__Brief__. Every line below that includes the word "citalopram" needs to be copied.

__The data__.

● ● ●

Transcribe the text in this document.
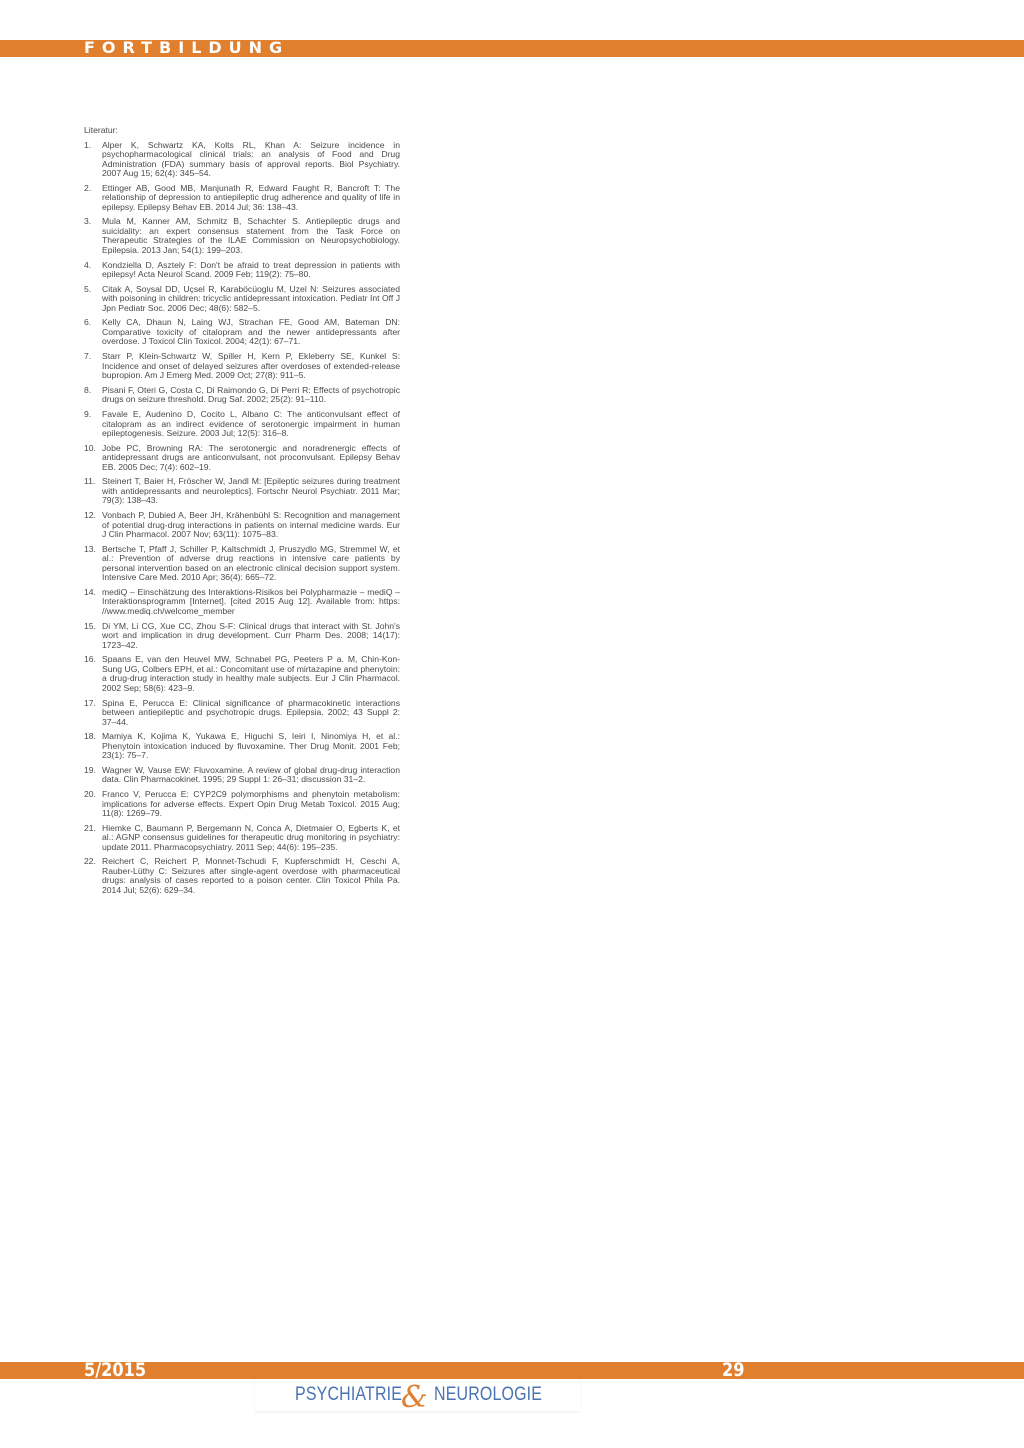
FORTBILDUNG
Literatur:
1. Alper K, Schwartz KA, Kolts RL, Khan A: Seizure incidence in psychopharmacological clinical trials: an analysis of Food and Drug Administration (FDA) summary basis of approval reports. Biol Psychiatry. 2007 Aug 15; 62(4): 345–54.
2. Ettinger AB, Good MB, Manjunath R, Edward Faught R, Bancroft T: The relationship of depression to antiepileptic drug adherence and quality of life in epilepsy. Epilepsy Behav EB. 2014 Jul; 36: 138–43.
3. Mula M, Kanner AM, Schmitz B, Schachter S. Antiepileptic drugs and suicidality: an expert consensus statement from the Task Force on Therapeutic Strategies of the ILAE Commission on Neuropsychobiology. Epilepsia. 2013 Jan; 54(1): 199–203.
4. Kondziella D, Asztely F: Don't be afraid to treat depression in patients with epilepsy! Acta Neurol Scand. 2009 Feb; 119(2): 75–80.
5. Citak A, Soysal DD, Uçsel R, Karaböcüoglu M, Uzel N: Seizures associated with poisoning in children: tricyclic antidepressant intoxication. Pediatr Int Off J Jpn Pediatr Soc. 2006 Dec; 48(6): 582–5.
6. Kelly CA, Dhaun N, Laing WJ, Strachan FE, Good AM, Bateman DN: Comparative toxicity of citalopram and the newer antidepressants after overdose. J Toxicol Clin Toxicol. 2004; 42(1): 67–71.
7. Starr P, Klein-Schwartz W, Spiller H, Kern P, Ekleberry SE, Kunkel S: Incidence and onset of delayed seizures after overdoses of extended-release bupropion. Am J Emerg Med. 2009 Oct; 27(8): 911–5.
8. Pisani F, Oteri G, Costa C, Di Raimondo G, Di Perri R: Effects of psychotropic drugs on seizure threshold. Drug Saf. 2002; 25(2): 91–110.
9. Favale E, Audenino D, Cocito L, Albano C: The anticonvulsant effect of citalopram as an indirect evidence of serotonergic impairment in human epileptogenesis. Seizure. 2003 Jul; 12(5): 316–8.
10. Jobe PC, Browning RA: The serotonergic and noradrenergic effects of antidepressant drugs are anticonvulsant, not proconvulsant. Epilepsy Behav EB. 2005 Dec; 7(4): 602–19.
11. Steinert T, Baier H, Fröscher W, Jandl M: [Epileptic seizures during treatment with antidepressants and neuroleptics]. Fortschr Neurol Psychiatr. 2011 Mar; 79(3): 138–43.
12. Vonbach P, Dubied A, Beer JH, Krähenbühl S: Recognition and management of potential drug-drug interactions in patients on internal medicine wards. Eur J Clin Pharmacol. 2007 Nov; 63(11): 1075–83.
13. Bertsche T, Pfaff J, Schiller P, Kaltschmidt J, Pruszydlo MG, Stremmel W, et al.: Prevention of adverse drug reactions in intensive care patients by personal intervention based on an electronic clinical decision support system. Intensive Care Med. 2010 Apr; 36(4): 665–72.
14. mediQ – Einschätzung des Interaktions-Risikos bei Polypharmazie – mediQ – Interaktionsprogramm [Internet]. [cited 2015 Aug 12]. Available from: https: //www.mediq.ch/welcome_member
15. Di YM, Li CG, Xue CC, Zhou S-F: Clinical drugs that interact with St. John's wort and implication in drug development. Curr Pharm Des. 2008; 14(17): 1723–42.
16. Spaans E, van den Heuvel MW, Schnabel PG, Peeters P a. M, Chin-Kon-Sung UG, Colbers EPH, et al.: Concomitant use of mirtazapine and phenytoin: a drug-drug interaction study in healthy male subjects. Eur J Clin Pharmacol. 2002 Sep; 58(6): 423–9.
17. Spina E, Perucca E: Clinical significance of pharmacokinetic interactions between antiepileptic and psychotropic drugs. Epilepsia. 2002; 43 Suppl 2: 37–44.
18. Mamiya K, Kojima K, Yukawa E, Higuchi S, Ieiri I, Ninomiya H, et al.: Phenytoin intoxication induced by fluvoxamine. Ther Drug Monit. 2001 Feb; 23(1): 75–7.
19. Wagner W, Vause EW: Fluvoxamine. A review of global drug-drug interaction data. Clin Pharmacokinet. 1995; 29 Suppl 1: 26–31; discussion 31–2.
20. Franco V, Perucca E: CYP2C9 polymorphisms and phenytoin metabolism: implications for adverse effects. Expert Opin Drug Metab Toxicol. 2015 Aug; 11(8): 1269–79.
21. Hiemke C, Baumann P, Bergemann N, Conca A, Dietmaier O, Egberts K, et al.: AGNP consensus guidelines for therapeutic drug monitoring in psychiatry: update 2011. Pharmacopsychiatry. 2011 Sep; 44(6): 195–235.
22. Reichert C, Reichert P, Monnet-Tschudi F, Kupferschmidt H, Ceschi A, Rauber-Lüthy C: Seizures after single-agent overdose with pharmaceutical drugs: analysis of cases reported to a poison center. Clin Toxicol Phila Pa. 2014 Jul; 52(6): 629–34.
5/2015	29
PSYCHIATRIE
& NEUROLOGIE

● ● ●

__Reply to the task__.
6. Kelly CA, Dhaun N, Laing WJ, Strachan FE, Good AM, Bateman DN: Comparative toxicity of citalopram and the newer antidepressants after overdose. J Toxicol Clin Toxicol. 2004; 42(1): 67–71.
9. Favale E, Audenino D, Cocito L, Albano C: The anticonvulsant effect of citalopram as an indirect evidence of serotonergic impairment in human epileptogenesis. Seizure. 2003 Jul; 12(5): 316–8.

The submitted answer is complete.